* _EXCERPTED DATA_:
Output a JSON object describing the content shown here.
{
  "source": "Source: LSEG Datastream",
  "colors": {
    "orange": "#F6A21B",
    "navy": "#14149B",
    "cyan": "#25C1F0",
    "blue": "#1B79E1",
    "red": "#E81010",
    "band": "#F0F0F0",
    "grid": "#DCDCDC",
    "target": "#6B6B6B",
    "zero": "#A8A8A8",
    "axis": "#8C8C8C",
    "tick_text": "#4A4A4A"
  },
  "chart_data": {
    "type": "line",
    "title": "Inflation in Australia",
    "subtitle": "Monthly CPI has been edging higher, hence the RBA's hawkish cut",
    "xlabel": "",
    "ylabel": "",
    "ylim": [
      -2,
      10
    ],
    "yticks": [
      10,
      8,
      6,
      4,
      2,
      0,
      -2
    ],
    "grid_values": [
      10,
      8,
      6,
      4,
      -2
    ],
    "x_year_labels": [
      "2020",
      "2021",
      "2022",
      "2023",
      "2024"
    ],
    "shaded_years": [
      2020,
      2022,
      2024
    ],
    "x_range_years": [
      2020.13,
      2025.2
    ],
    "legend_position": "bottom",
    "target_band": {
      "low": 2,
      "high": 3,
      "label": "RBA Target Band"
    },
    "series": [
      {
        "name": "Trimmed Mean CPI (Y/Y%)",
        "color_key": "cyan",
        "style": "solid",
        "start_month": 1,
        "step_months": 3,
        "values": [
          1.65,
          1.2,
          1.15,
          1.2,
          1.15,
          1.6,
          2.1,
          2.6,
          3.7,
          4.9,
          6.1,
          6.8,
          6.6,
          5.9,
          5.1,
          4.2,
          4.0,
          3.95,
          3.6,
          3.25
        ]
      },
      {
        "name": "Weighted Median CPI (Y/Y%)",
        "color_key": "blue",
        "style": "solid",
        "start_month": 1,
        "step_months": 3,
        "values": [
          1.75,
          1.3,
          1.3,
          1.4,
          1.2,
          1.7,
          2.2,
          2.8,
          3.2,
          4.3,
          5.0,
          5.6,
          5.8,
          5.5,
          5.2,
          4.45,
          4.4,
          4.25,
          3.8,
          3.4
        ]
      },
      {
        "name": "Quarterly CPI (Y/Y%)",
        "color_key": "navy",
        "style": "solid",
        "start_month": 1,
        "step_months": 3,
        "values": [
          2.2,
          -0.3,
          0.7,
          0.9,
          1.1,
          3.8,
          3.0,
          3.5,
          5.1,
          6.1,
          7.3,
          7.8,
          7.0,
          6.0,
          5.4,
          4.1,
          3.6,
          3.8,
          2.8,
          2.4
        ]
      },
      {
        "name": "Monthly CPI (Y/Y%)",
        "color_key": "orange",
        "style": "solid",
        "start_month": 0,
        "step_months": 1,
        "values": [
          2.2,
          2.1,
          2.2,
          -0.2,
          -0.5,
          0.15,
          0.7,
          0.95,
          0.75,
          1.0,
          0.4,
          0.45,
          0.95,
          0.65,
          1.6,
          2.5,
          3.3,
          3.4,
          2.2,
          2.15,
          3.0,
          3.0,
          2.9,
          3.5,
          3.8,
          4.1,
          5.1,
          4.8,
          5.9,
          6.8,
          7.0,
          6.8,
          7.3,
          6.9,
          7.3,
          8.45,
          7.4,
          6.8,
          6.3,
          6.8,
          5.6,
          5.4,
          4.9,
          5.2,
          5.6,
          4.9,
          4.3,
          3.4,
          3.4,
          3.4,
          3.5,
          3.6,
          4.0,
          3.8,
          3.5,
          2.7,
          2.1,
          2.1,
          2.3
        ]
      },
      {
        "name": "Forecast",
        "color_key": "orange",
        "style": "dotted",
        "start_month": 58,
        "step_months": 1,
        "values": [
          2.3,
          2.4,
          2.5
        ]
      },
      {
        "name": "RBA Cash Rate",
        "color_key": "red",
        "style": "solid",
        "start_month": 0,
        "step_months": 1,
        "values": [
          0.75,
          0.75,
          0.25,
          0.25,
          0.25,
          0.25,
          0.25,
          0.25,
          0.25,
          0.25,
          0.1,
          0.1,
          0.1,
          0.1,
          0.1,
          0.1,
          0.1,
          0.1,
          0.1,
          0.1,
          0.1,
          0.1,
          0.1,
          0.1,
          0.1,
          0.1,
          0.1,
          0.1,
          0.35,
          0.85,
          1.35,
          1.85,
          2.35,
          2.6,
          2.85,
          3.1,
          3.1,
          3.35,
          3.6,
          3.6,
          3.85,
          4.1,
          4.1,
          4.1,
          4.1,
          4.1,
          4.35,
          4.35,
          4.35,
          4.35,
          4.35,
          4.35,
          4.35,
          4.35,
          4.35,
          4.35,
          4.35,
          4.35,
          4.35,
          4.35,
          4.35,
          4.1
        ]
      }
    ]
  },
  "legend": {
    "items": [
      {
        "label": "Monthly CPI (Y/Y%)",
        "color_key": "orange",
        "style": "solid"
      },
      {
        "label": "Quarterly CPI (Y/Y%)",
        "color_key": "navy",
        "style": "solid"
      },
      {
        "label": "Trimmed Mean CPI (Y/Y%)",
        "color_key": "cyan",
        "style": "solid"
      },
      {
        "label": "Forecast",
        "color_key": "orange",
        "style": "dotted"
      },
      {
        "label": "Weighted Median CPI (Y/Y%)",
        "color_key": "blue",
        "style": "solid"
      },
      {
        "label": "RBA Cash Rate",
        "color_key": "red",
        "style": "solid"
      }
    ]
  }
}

* _PROBLEM TO WORK ON_:
Copy all of the data. Keep every word exactly as it is.

* _EXERCISE ANSWER_:
Output a JSON object describing the content shown here.
{
  "source": "Source: LSEG Datastream",
  "colors": {
    "orange": "#F6A21B",
    "navy": "#14149B",
    "cyan": "#25C1F0",
    "blue": "#1B79E1",
    "red": "#E81010",
    "band": "#F0F0F0",
    "grid": "#DCDCDC",
    "target": "#6B6B6B",
    "zero": "#A8A8A8",
    "axis": "#8C8C8C",
    "tick_text": "#4A4A4A"
  },
  "chart_data": {
    "type": "line",
    "title": "Inflation in Australia",
    "subtitle": "Monthly CPI has been edging higher, hence the RBA's hawkish cut",
    "xlabel": "",
    "ylabel": "",
    "ylim": [
      -2,
      10
    ],
    "yticks": [
      10,
      8,
      6,
      4,
      2,
      0,
      -2
    ],
    "grid_values": [
      10,
      8,
      6,
      4,
      -2
    ],
    "x_year_labels": [
      "2020",
      "2021",
      "2022",
      "2023",
      "2024"
    ],
    "shaded_years": [
      2020,
      2022,
      2024
    ],
    "x_range_years": [
      2020.13,
      2025.2
    ],
    "legend_position": "bottom",
    "target_band": {
      "low": 2,
      "high": 3,
      "label": "RBA Target Band"
    },
    "series": [
      {
        "name": "Trimmed Mean CPI (Y/Y%)",
        "color_key": "cyan",
        "style": "solid",
        "start_month": 1,
        "step_months": 3,
        "values": [
          1.65,
          1.2,
          1.15,
          1.2,
          1.15,
          1.6,
          2.1,
          2.6,
          3.7,
          4.9,
          6.1,
          6.8,
          6.6,
          5.9,
          5.1,
          4.2,
          4.0,
          3.95,
          3.6,
          3.25
        ]
      },
      {
        "name": "Weighted Median CPI (Y/Y%)",
        "color_key": "blue",
        "style": "solid",
        "start_month": 1,
        "step_months": 3,
        "values": [
          1.75,
          1.3,
          1.3,
          1.4,
          1.2,
          1.7,
          2.2,
          2.8,
          3.2,
          4.3,
          5.0,
          5.6,
          5.8,
          5.5,
          5.2,
          4.45,
          4.4,
          4.25,
          3.8,
          3.4
        ]
      },
      {
        "name": "Quarterly CPI (Y/Y%)",
        "color_key": "navy",
        "style": "solid",
        "start_month": 1,
        "step_months": 3,
        "values": [
          2.2,
          -0.3,
          0.7,
          0.9,
          1.1,
          3.8,
          3.0,
          3.5,
          5.1,
          6.1,
          7.3,
          7.8,
          7.0,
          6.0,
          5.4,
          4.1,
          3.6,
          3.8,
          2.8,
          2.4
        ]
      },
      {
        "name": "Monthly CPI (Y/Y%)",
        "color_key": "orange",
        "style": "solid",
        "start_month": 0,
        "step_months": 1,
        "values": [
          2.2,
          2.1,
          2.2,
          -0.2,
          -0.5,
          0.15,
          0.7,
          0.95,
          0.75,
          1.0,
          0.4,
          0.45,
          0.95,
          0.65,
          1.6,
          2.5,
          3.3,
          3.4,
          2.2,
          2.15,
          3.0,
          3.0,
          2.9,
          3.5,
          3.8,
          4.1,
          5.1,
          4.8,
          5.9,
          6.8,
          7.0,
          6.8,
          7.3,
          6.9,
          7.3,
          8.45,
          7.4,
          6.8,
          6.3,
          6.8,
          5.6,
          5.4,
          4.9,
          5.2,
          5.6,
          4.9,
          4.3,
          3.4,
          3.4,
          3.4,
          3.5,
          3.6,
          4.0,
          3.8,
          3.5,
          2.7,
          2.1,
          2.1,
          2.3
        ]
      },
      {
        "name": "Forecast",
        "color_key": "orange",
        "style": "dotted",
        "start_month": 58,
        "step_months": 1,
        "values": [
          2.3,
          2.4,
          2.5
        ]
      },
      {
        "name": "RBA Cash Rate",
        "color_key": "red",
        "style": "solid",
        "start_month": 0,
        "step_months": 1,
        "values": [
          0.75,
          0.75,
          0.25,
          0.25,
          0.25,
          0.25,
          0.25,
          0.25,
          0.25,
          0.25,
          0.1,
          0.1,
          0.1,
          0.1,
          0.1,
          0.1,
          0.1,
          0.1,
          0.1,
          0.1,
          0.1,
          0.1,
          0.1,
          0.1,
          0.1,
          0.1,
          0.1,
          0.1,
          0.35,
          0.85,
          1.35,
          1.85,
          2.35,
          2.6,
          2.85,
          3.1,
          3.1,
          3.35,
          3.6,
          3.6,
          3.85,
          4.1,
          4.1,
          4.1,
          4.1,
          4.1,
          4.35,
          4.35,
          4.35,
          4.35,
          4.35,
          4.35,
          4.35,
          4.35,
          4.35,
          4.35,
          4.35,
          4.35,
          4.35,
          4.35,
          4.35,
          4.1
        ]
      }
    ]
  },
  "legend": {
    "items": [
      {
        "label": "Monthly CPI (Y/Y%)",
        "color_key": "orange",
        "style": "solid"
      },
      {
        "label": "Quarterly CPI (Y/Y%)",
        "color_key": "navy",
        "style": "solid"
      },
      {
        "label": "Trimmed Mean CPI (Y/Y%)",
        "color_key": "cyan",
        "style": "solid"
      },
      {
        "label": "Forecast",
        "color_key": "orange",
        "style": "dotted"
      },
      {
        "label": "Weighted Median CPI (Y/Y%)",
        "color_key": "blue",
        "style": "solid"
      },
      {
        "label": "RBA Cash Rate",
        "color_key": "red",
        "style": "solid"
      }
    ]
  }
}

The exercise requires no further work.